▸ WHAT TO PRODUCE
Output all of the entries exactly as written.

▸ GIVEN INFORMATION
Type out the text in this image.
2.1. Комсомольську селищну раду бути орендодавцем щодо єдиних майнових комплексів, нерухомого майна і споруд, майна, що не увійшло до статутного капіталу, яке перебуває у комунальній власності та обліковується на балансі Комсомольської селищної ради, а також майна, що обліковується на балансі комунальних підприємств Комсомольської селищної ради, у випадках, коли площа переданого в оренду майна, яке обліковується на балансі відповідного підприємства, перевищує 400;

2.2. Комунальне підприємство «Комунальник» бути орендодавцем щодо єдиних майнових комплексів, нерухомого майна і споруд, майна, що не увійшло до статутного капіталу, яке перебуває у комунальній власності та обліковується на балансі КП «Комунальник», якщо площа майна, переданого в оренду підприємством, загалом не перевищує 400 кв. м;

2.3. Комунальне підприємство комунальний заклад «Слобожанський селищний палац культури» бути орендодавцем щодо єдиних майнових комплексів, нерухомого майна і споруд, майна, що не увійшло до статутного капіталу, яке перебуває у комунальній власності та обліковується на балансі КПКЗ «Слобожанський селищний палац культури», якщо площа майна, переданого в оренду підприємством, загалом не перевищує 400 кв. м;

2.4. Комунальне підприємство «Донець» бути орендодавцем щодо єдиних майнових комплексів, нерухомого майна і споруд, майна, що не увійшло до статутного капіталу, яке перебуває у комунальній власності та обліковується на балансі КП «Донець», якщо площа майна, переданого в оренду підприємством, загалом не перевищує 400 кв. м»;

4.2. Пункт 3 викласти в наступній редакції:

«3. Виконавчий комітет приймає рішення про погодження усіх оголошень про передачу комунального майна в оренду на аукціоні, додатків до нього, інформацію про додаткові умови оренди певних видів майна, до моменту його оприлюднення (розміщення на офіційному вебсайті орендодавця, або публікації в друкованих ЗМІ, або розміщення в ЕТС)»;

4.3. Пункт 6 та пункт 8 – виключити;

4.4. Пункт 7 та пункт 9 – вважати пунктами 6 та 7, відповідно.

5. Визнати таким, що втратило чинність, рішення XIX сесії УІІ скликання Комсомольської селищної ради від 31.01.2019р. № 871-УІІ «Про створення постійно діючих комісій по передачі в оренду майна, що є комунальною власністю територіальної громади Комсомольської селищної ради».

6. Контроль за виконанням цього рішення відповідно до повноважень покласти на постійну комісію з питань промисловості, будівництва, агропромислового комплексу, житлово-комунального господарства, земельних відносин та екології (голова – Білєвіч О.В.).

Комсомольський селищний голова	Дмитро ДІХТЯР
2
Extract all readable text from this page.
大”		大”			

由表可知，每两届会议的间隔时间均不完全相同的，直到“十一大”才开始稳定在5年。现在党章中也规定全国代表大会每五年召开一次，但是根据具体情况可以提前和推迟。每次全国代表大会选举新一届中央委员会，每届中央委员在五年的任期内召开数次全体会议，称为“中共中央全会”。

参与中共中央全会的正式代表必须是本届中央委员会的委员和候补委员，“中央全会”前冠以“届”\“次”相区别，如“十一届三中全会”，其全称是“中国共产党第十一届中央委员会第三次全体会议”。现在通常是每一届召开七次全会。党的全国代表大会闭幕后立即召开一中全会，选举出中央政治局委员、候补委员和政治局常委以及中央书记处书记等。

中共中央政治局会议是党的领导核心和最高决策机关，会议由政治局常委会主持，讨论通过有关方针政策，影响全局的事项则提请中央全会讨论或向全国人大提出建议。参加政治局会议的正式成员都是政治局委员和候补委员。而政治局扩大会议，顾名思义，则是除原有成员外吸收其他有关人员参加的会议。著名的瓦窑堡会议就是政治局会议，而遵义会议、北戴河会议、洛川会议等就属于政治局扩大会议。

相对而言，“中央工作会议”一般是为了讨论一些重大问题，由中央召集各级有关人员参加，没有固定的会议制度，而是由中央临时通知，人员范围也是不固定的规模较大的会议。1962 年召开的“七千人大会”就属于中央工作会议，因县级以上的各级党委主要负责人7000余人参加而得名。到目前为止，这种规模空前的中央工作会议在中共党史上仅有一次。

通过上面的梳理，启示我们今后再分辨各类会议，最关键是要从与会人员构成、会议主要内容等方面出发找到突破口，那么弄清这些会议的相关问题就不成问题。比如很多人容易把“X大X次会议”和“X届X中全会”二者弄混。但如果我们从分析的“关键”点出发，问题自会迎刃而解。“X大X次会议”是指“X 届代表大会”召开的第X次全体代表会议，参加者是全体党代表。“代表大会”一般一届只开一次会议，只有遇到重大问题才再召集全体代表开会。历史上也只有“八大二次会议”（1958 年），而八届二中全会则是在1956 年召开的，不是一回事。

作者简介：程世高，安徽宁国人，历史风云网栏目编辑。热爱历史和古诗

▸ ANSWER TO THIS TASK
Type out the text in this image.
2.1. Комсомольську селищну раду бути орендодавцем щодо єдиних майнових комплексів, нерухомого майна і споруд, майна, що не увійшло до статутного капіталу, яке перебуває у комунальній власності та обліковується на балансі Комсомольської селищної ради, а також майна, що обліковується на балансі комунальних підприємств Комсомольської селищної ради, у випадках, коли площа переданого в оренду майна, яке обліковується на балансі відповідного підприємства, перевищує 400;

2.2. Комунальне підприємство «Комунальник» бути орендодавцем щодо єдиних майнових комплексів, нерухомого майна і споруд, майна, що не увійшло до статутного капіталу, яке перебуває у комунальній власності та обліковується на балансі КП «Комунальник», якщо площа майна, переданого в оренду підприємством, загалом не перевищує 400 кв. м;

2.3. Комунальне підприємство комунальний заклад «Слобожанський селищний палац культури» бути орендодавцем щодо єдиних майнових комплексів, нерухомого майна і споруд, майна, що не увійшло до статутного капіталу, яке перебуває у комунальній власності та обліковується на балансі КПКЗ «Слобожанський селищний палац культури», якщо площа майна, переданого в оренду підприємством, загалом не перевищує 400 кв. м;

2.4. Комунальне підприємство «Донець» бути орендодавцем щодо єдиних майнових комплексів, нерухомого майна і споруд, майна, що не увійшло до статутного капіталу, яке перебуває у комунальній власності та обліковується на балансі КП «Донець», якщо площа майна, переданого в оренду підприємством, загалом не перевищує 400 кв. м»;

4.2. Пункт 3 викласти в наступній редакції:

«3. Виконавчий комітет приймає рішення про погодження усіх оголошень про передачу комунального майна в оренду на аукціоні, додатків до нього, інформацію про додаткові умови оренди певних видів майна, до моменту його оприлюднення (розміщення на офіційному вебсайті орендодавця, або публікації в друкованих ЗМІ, або розміщення в ЕТС)»;

4.3. Пункт 6 та пункт 8 – виключити;

4.4. Пункт 7 та пункт 9 – вважати пунктами 6 та 7, відповідно.

5. Визнати таким, що втратило чинність, рішення XIX сесії УІІ скликання Комсомольської селищної ради від 31.01.2019р. № 871-УІІ «Про створення постійно діючих комісій по передачі в оренду майна, що є комунальною власністю територіальної громади Комсомольської селищної ради».

6. Контроль за виконанням цього рішення відповідно до повноважень покласти на постійну комісію з питань промисловості, будівництва, агропромислового комплексу, житлово-комунального господарства, земельних відносин та екології (голова – Білєвіч О.В.).

Комсомольський селищний голова	Дмитро ДІХТЯР
2
Extract all readable text from this page.
大”		大”			

由表可知，每两届会议的间隔时间均不完全相同的，直到“十一大”才开始稳定在5年。现在党章中也规定全国代表大会每五年召开一次，但是根据具体情况可以提前和推迟。每次全国代表大会选举新一届中央委员会，每届中央委员在五年的任期内召开数次全体会议，称为“中共中央全会”。

参与中共中央全会的正式代表必须是本届中央委员会的委员和候补委员，“中央全会”前冠以“届”\“次”相区别，如“十一届三中全会”，其全称是“中国共产党第十一届中央委员会第三次全体会议”。现在通常是每一届召开七次全会。党的全国代表大会闭幕后立即召开一中全会，选举出中央政治局委员、候补委员和政治局常委以及中央书记处书记等。

中共中央政治局会议是党的领导核心和最高决策机关，会议由政治局常委会主持，讨论通过有关方针政策，影响全局的事项则提请中央全会讨论或向全国人大提出建议。参加政治局会议的正式成员都是政治局委员和候补委员。而政治局扩大会议，顾名思义，则是除原有成员外吸收其他有关人员参加的会议。著名的瓦窑堡会议就是政治局会议，而遵义会议、北戴河会议、洛川会议等就属于政治局扩大会议。

相对而言，“中央工作会议”一般是为了讨论一些重大问题，由中央召集各级有关人员参加，没有固定的会议制度，而是由中央临时通知，人员范围也是不固定的规模较大的会议。1962 年召开的“七千人大会”就属于中央工作会议，因县级以上的各级党委主要负责人7000余人参加而得名。到目前为止，这种规模空前的中央工作会议在中共党史上仅有一次。

通过上面的梳理，启示我们今后再分辨各类会议，最关键是要从与会人员构成、会议主要内容等方面出发找到突破口，那么弄清这些会议的相关问题就不成问题。比如很多人容易把“X大X次会议”和“X届X中全会”二者弄混。但如果我们从分析的“关键”点出发，问题自会迎刃而解。“X大X次会议”是指“X 届代表大会”召开的第X次全体代表会议，参加者是全体党代表。“代表大会”一般一届只开一次会议，只有遇到重大问题才再召集全体代表开会。历史上也只有“八大二次会议”（1958 年），而八届二中全会则是在1956 年召开的，不是一回事。

作者简介：程世高，安徽宁国人，历史风云网栏目编辑。热爱历史和古诗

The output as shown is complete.